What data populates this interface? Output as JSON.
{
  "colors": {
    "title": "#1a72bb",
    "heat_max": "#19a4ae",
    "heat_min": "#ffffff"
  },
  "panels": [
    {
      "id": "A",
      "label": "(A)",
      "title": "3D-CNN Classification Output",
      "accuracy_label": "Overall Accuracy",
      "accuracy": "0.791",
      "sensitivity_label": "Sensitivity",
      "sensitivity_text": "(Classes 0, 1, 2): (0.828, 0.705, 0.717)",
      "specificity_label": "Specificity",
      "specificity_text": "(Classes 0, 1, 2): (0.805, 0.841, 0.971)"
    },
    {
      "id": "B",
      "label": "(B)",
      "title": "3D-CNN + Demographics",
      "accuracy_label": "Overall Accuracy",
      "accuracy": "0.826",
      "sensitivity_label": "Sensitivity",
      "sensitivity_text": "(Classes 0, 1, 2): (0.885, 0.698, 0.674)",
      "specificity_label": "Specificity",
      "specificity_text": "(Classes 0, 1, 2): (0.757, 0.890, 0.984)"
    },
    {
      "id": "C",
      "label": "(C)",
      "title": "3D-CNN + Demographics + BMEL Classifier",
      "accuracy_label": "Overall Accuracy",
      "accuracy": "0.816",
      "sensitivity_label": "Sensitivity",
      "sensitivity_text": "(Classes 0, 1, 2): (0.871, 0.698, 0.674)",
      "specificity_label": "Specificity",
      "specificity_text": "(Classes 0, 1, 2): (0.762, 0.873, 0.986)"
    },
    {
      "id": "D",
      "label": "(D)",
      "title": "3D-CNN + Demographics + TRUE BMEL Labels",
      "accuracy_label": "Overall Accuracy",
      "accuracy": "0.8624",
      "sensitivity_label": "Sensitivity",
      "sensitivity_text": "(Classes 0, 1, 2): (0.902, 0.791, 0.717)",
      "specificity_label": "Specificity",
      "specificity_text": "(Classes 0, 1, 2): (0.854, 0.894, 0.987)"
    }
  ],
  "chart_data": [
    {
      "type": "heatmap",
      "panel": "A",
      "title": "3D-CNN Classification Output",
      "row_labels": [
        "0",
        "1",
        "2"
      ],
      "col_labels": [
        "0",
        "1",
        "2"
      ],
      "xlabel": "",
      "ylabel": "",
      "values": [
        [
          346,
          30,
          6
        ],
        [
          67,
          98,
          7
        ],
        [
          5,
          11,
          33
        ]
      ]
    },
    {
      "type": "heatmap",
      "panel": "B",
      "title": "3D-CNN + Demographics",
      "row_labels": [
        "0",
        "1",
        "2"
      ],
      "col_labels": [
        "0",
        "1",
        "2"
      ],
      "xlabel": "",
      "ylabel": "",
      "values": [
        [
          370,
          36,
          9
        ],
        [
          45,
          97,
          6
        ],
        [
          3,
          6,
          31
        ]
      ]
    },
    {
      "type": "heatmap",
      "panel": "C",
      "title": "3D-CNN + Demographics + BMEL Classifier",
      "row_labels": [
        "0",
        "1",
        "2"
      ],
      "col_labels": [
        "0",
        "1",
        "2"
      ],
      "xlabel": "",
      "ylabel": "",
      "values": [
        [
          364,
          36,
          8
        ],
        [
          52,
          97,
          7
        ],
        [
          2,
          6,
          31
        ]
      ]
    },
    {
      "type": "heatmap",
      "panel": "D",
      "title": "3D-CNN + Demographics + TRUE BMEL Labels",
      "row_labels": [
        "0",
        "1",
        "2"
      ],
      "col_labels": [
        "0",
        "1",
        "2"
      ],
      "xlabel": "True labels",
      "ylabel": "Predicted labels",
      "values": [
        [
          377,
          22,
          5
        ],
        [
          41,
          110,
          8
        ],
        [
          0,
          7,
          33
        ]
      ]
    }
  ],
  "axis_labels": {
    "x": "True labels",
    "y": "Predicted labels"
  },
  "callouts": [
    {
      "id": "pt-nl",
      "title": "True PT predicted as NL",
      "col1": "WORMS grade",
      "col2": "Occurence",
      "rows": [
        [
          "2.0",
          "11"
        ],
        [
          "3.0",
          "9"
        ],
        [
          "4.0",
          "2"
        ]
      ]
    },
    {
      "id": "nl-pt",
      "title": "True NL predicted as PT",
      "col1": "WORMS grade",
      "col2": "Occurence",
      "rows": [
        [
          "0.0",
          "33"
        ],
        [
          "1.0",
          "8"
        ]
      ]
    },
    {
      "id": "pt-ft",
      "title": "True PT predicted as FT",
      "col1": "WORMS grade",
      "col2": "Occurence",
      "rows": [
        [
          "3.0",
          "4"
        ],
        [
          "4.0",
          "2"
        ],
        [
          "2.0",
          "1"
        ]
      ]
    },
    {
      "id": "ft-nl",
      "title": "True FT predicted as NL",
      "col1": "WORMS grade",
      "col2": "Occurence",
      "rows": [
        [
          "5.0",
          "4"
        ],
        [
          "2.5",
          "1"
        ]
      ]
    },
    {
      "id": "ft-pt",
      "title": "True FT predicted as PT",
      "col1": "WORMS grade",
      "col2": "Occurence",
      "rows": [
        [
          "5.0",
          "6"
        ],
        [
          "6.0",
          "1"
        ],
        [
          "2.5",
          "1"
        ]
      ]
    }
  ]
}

※

**EXERCISE OBJECTIVE**:
Can you give every line above again, exactly as written?

**COMPLETED TASK**:
What data populates this interface? Output as JSON.
{
  "colors": {
    "title": "#1a72bb",
    "heat_max": "#19a4ae",
    "heat_min": "#ffffff"
  },
  "panels": [
    {
      "id": "A",
      "label": "(A)",
      "title": "3D-CNN Classification Output",
      "accuracy_label": "Overall Accuracy",
      "accuracy": "0.791",
      "sensitivity_label": "Sensitivity",
      "sensitivity_text": "(Classes 0, 1, 2): (0.828, 0.705, 0.717)",
      "specificity_label": "Specificity",
      "specificity_text": "(Classes 0, 1, 2): (0.805, 0.841, 0.971)"
    },
    {
      "id": "B",
      "label": "(B)",
      "title": "3D-CNN + Demographics",
      "accuracy_label": "Overall Accuracy",
      "accuracy": "0.826",
      "sensitivity_label": "Sensitivity",
      "sensitivity_text": "(Classes 0, 1, 2): (0.885, 0.698, 0.674)",
      "specificity_label": "Specificity",
      "specificity_text": "(Classes 0, 1, 2): (0.757, 0.890, 0.984)"
    },
    {
      "id": "C",
      "label": "(C)",
      "title": "3D-CNN + Demographics + BMEL Classifier",
      "accuracy_label": "Overall Accuracy",
      "accuracy": "0.816",
      "sensitivity_label": "Sensitivity",
      "sensitivity_text": "(Classes 0, 1, 2): (0.871, 0.698, 0.674)",
      "specificity_label": "Specificity",
      "specificity_text": "(Classes 0, 1, 2): (0.762, 0.873, 0.986)"
    },
    {
      "id": "D",
      "label": "(D)",
      "title": "3D-CNN + Demographics + TRUE BMEL Labels",
      "accuracy_label": "Overall Accuracy",
      "accuracy": "0.8624",
      "sensitivity_label": "Sensitivity",
      "sensitivity_text": "(Classes 0, 1, 2): (0.902, 0.791, 0.717)",
      "specificity_label": "Specificity",
      "specificity_text": "(Classes 0, 1, 2): (0.854, 0.894, 0.987)"
    }
  ],
  "chart_data": [
    {
      "type": "heatmap",
      "panel": "A",
      "title": "3D-CNN Classification Output",
      "row_labels": [
        "0",
        "1",
        "2"
      ],
      "col_labels": [
        "0",
        "1",
        "2"
      ],
      "xlabel": "",
      "ylabel": "",
      "values": [
        [
          346,
          30,
          6
        ],
        [
          67,
          98,
          7
        ],
        [
          5,
          11,
          33
        ]
      ]
    },
    {
      "type": "heatmap",
      "panel": "B",
      "title": "3D-CNN + Demographics",
      "row_labels": [
        "0",
        "1",
        "2"
      ],
      "col_labels": [
        "0",
        "1",
        "2"
      ],
      "xlabel": "",
      "ylabel": "",
      "values": [
        [
          370,
          36,
          9
        ],
        [
          45,
          97,
          6
        ],
        [
          3,
          6,
          31
        ]
      ]
    },
    {
      "type": "heatmap",
      "panel": "C",
      "title": "3D-CNN + Demographics + BMEL Classifier",
      "row_labels": [
        "0",
        "1",
        "2"
      ],
      "col_labels": [
        "0",
        "1",
        "2"
      ],
      "xlabel": "",
      "ylabel": "",
      "values": [
        [
          364,
          36,
          8
        ],
        [
          52,
          97,
          7
        ],
        [
          2,
          6,
          31
        ]
      ]
    },
    {
      "type": "heatmap",
      "panel": "D",
      "title": "3D-CNN + Demographics + TRUE BMEL Labels",
      "row_labels": [
        "0",
        "1",
        "2"
      ],
      "col_labels": [
        "0",
        "1",
        "2"
      ],
      "xlabel": "True labels",
      "ylabel": "Predicted labels",
      "values": [
        [
          377,
          22,
          5
        ],
        [
          41,
          110,
          8
        ],
        [
          0,
          7,
          33
        ]
      ]
    }
  ],
  "axis_labels": {
    "x": "True labels",
    "y": "Predicted labels"
  },
  "callouts": [
    {
      "id": "pt-nl",
      "title": "True PT predicted as NL",
      "col1": "WORMS grade",
      "col2": "Occurence",
      "rows": [
        [
          "2.0",
          "11"
        ],
        [
          "3.0",
          "9"
        ],
        [
          "4.0",
          "2"
        ]
      ]
    },
    {
      "id": "nl-pt",
      "title": "True NL predicted as PT",
      "col1": "WORMS grade",
      "col2": "Occurence",
      "rows": [
        [
          "0.0",
          "33"
        ],
        [
          "1.0",
          "8"
        ]
      ]
    },
    {
      "id": "pt-ft",
      "title": "True PT predicted as FT",
      "col1": "WORMS grade",
      "col2": "Occurence",
      "rows": [
        [
          "3.0",
          "4"
        ],
        [
          "4.0",
          "2"
        ],
        [
          "2.0",
          "1"
        ]
      ]
    },
    {
      "id": "ft-nl",
      "title": "True FT predicted as NL",
      "col1": "WORMS grade",
      "col2": "Occurence",
      "rows": [
        [
          "5.0",
          "4"
        ],
        [
          "2.5",
          "1"
        ]
      ]
    },
    {
      "id": "ft-pt",
      "title": "True FT predicted as PT",
      "col1": "WORMS grade",
      "col2": "Occurence",
      "rows": [
        [
          "5.0",
          "6"
        ],
        [
          "6.0",
          "1"
        ],
        [
          "2.5",
          "1"
        ]
      ]
    }
  ]
}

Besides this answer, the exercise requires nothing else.